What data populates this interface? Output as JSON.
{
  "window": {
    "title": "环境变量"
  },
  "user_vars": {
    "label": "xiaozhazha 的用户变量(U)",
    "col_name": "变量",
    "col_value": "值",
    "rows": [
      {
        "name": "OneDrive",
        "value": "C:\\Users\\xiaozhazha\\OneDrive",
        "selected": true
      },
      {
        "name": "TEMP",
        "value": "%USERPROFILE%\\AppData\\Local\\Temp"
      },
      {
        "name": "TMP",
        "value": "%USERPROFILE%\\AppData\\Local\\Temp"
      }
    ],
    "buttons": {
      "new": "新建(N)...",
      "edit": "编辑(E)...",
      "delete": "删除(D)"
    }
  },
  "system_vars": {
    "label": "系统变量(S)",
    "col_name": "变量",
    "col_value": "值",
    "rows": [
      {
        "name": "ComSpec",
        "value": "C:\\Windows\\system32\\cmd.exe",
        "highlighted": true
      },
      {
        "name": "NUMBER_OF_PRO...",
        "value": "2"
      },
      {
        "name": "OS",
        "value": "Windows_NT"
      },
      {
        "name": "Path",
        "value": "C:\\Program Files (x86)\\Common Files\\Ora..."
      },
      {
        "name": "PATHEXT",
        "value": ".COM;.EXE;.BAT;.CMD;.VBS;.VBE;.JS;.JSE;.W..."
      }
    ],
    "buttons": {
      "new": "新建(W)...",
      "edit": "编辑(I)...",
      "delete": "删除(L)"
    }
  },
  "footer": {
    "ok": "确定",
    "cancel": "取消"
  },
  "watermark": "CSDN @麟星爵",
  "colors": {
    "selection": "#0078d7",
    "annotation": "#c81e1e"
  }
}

===============

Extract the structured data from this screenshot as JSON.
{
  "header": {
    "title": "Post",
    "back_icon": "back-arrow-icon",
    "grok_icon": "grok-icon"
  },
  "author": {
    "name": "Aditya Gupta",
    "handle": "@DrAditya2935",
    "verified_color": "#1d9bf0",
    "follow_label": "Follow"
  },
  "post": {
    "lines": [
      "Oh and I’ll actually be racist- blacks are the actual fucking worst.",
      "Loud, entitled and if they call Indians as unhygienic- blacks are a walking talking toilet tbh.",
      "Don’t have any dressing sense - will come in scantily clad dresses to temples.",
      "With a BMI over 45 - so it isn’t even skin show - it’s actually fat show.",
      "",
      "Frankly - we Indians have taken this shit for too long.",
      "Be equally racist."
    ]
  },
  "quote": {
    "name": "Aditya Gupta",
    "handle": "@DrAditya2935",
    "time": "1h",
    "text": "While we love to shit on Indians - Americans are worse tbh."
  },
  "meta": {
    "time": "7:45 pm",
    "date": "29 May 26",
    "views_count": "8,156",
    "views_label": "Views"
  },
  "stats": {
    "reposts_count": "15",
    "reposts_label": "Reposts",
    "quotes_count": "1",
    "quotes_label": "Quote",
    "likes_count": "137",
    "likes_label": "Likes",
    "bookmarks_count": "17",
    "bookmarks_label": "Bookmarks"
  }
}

===============

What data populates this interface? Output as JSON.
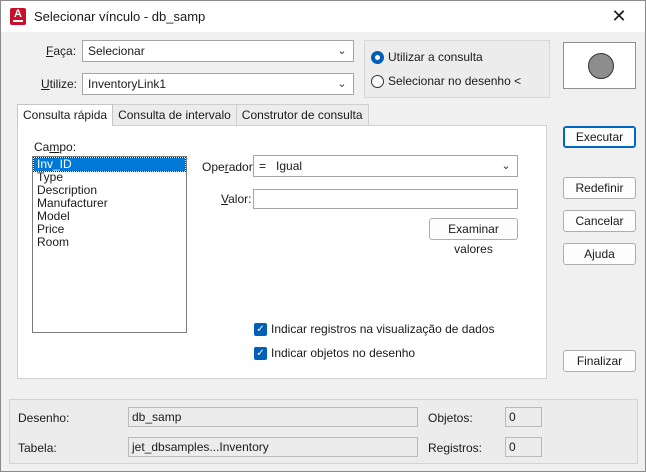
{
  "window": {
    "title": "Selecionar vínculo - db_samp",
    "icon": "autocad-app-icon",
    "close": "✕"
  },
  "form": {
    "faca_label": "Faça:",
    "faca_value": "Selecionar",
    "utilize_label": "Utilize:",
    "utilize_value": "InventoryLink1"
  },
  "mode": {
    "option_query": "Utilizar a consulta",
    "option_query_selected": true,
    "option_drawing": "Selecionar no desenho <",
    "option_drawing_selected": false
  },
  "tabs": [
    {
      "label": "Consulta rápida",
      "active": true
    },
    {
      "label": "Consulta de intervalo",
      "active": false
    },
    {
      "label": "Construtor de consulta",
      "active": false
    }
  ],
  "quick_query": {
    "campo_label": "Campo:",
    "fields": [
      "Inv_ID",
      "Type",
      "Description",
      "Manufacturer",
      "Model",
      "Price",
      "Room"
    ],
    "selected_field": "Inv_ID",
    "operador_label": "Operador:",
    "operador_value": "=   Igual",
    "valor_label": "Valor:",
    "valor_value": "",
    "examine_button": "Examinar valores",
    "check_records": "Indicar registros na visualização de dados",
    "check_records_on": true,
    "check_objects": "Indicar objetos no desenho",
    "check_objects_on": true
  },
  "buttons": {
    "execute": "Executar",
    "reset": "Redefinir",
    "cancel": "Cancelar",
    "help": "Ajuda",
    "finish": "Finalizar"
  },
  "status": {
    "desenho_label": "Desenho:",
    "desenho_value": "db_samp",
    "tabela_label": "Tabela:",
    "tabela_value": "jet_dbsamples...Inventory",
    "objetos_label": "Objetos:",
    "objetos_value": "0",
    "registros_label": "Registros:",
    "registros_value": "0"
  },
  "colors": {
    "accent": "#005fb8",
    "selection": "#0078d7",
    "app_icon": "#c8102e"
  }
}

===============

## WHAT IS BEING ASKED
Go through the entries above and pull out each line with "have" in it.

## FULL OUTPUT
      "Don’t have any dressing sense - will come in scantily clad dresses to temples.",
      "Frankly - we Indians have taken this shit for too long.",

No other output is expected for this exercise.